**Exercise**
Without the pictures, copy all the entries below exactly.

(Rows from a figure dataset)
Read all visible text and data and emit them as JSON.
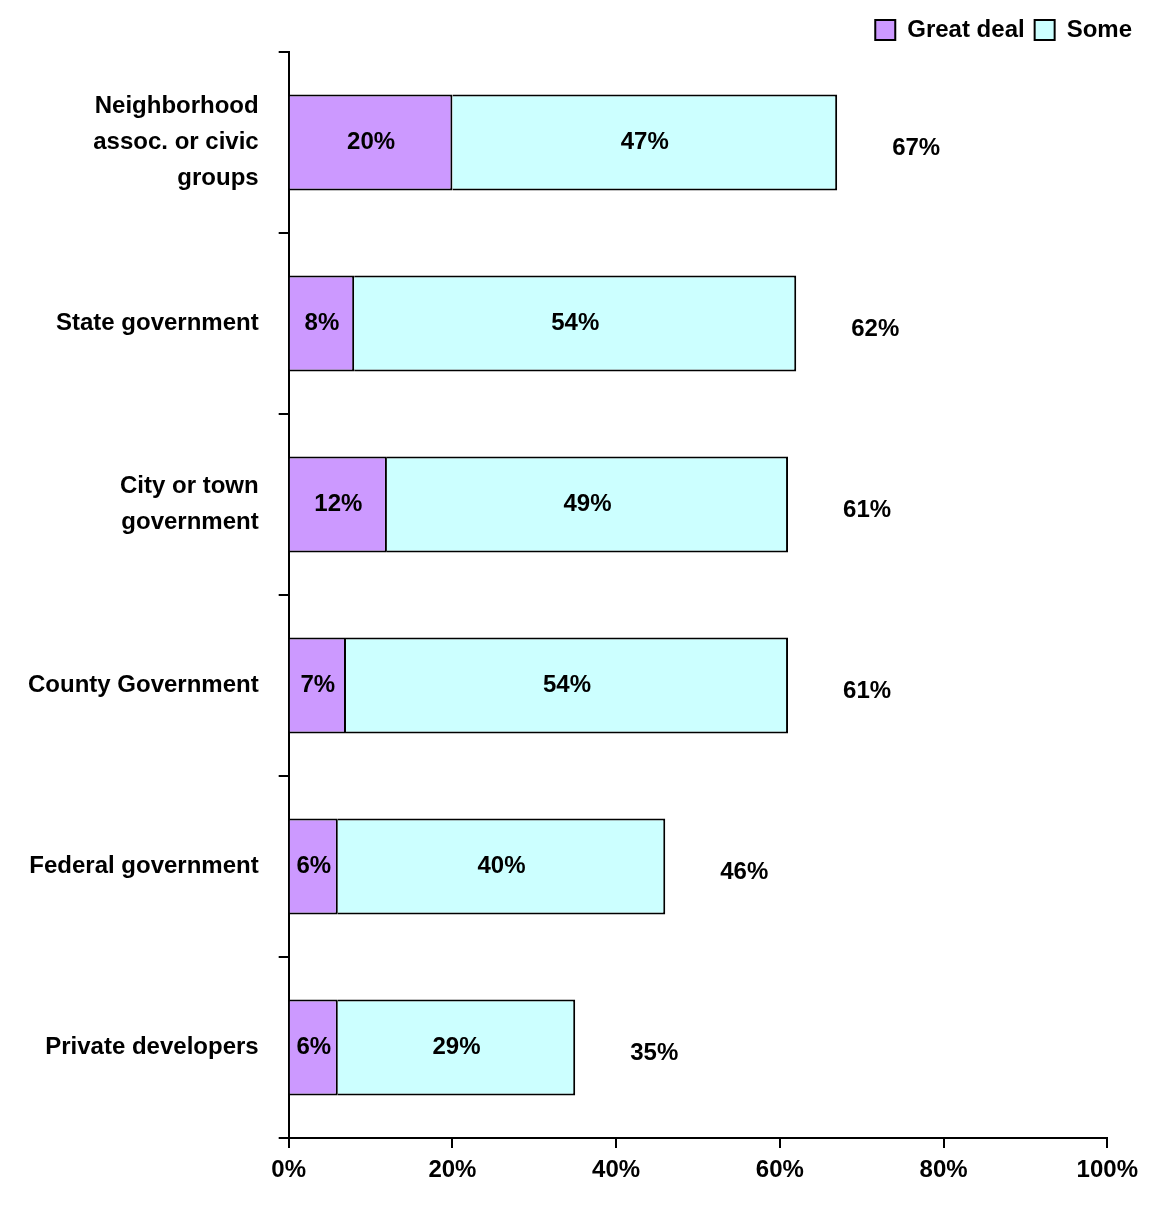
{
  "chart_data": {
    "type": "bar",
    "orientation": "horizontal",
    "stacked": true,
    "categories": [
      "Neighborhood assoc. or civic groups",
      "State government",
      "City or town government",
      "County Government",
      "Federal government",
      "Private developers"
    ],
    "series": [
      {
        "name": "Great deal",
        "color": "#cc99ff",
        "values": [
          20,
          8,
          12,
          7,
          6,
          6
        ],
        "value_labels": [
          "20%",
          "8%",
          "12%",
          "7%",
          "6%",
          "6%"
        ]
      },
      {
        "name": "Some",
        "color": "#ccffff",
        "values": [
          47,
          54,
          49,
          54,
          40,
          29
        ],
        "value_labels": [
          "47%",
          "54%",
          "49%",
          "54%",
          "40%",
          "29%"
        ]
      }
    ],
    "totals": [
      "67%",
      "62%",
      "61%",
      "61%",
      "46%",
      "35%"
    ],
    "xlim": [
      0,
      100
    ],
    "xticks": [
      {
        "value": 0,
        "label": "0%"
      },
      {
        "value": 20,
        "label": "20%"
      },
      {
        "value": 40,
        "label": "40%"
      },
      {
        "value": 60,
        "label": "60%"
      },
      {
        "value": 80,
        "label": "80%"
      },
      {
        "value": 100,
        "label": "100%"
      }
    ],
    "grid": false,
    "legend": "top right"
  }
}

**Expected answer**
Read all visible text and data and emit them as JSON.
{
  "chart_data": {
    "type": "bar",
    "orientation": "horizontal",
    "stacked": true,
    "categories": [
      "Neighborhood assoc. or civic groups",
      "State government",
      "City or town government",
      "County Government",
      "Federal government",
      "Private developers"
    ],
    "series": [
      {
        "name": "Great deal",
        "color": "#cc99ff",
        "values": [
          20,
          8,
          12,
          7,
          6,
          6
        ],
        "value_labels": [
          "20%",
          "8%",
          "12%",
          "7%",
          "6%",
          "6%"
        ]
      },
      {
        "name": "Some",
        "color": "#ccffff",
        "values": [
          47,
          54,
          49,
          54,
          40,
          29
        ],
        "value_labels": [
          "47%",
          "54%",
          "49%",
          "54%",
          "40%",
          "29%"
        ]
      }
    ],
    "totals": [
      "67%",
      "62%",
      "61%",
      "61%",
      "46%",
      "35%"
    ],
    "xlim": [
      0,
      100
    ],
    "xticks": [
      {
        "value": 0,
        "label": "0%"
      },
      {
        "value": 20,
        "label": "20%"
      },
      {
        "value": 40,
        "label": "40%"
      },
      {
        "value": 60,
        "label": "60%"
      },
      {
        "value": 80,
        "label": "80%"
      },
      {
        "value": 100,
        "label": "100%"
      }
    ],
    "grid": false,
    "legend": "top right"
  }
}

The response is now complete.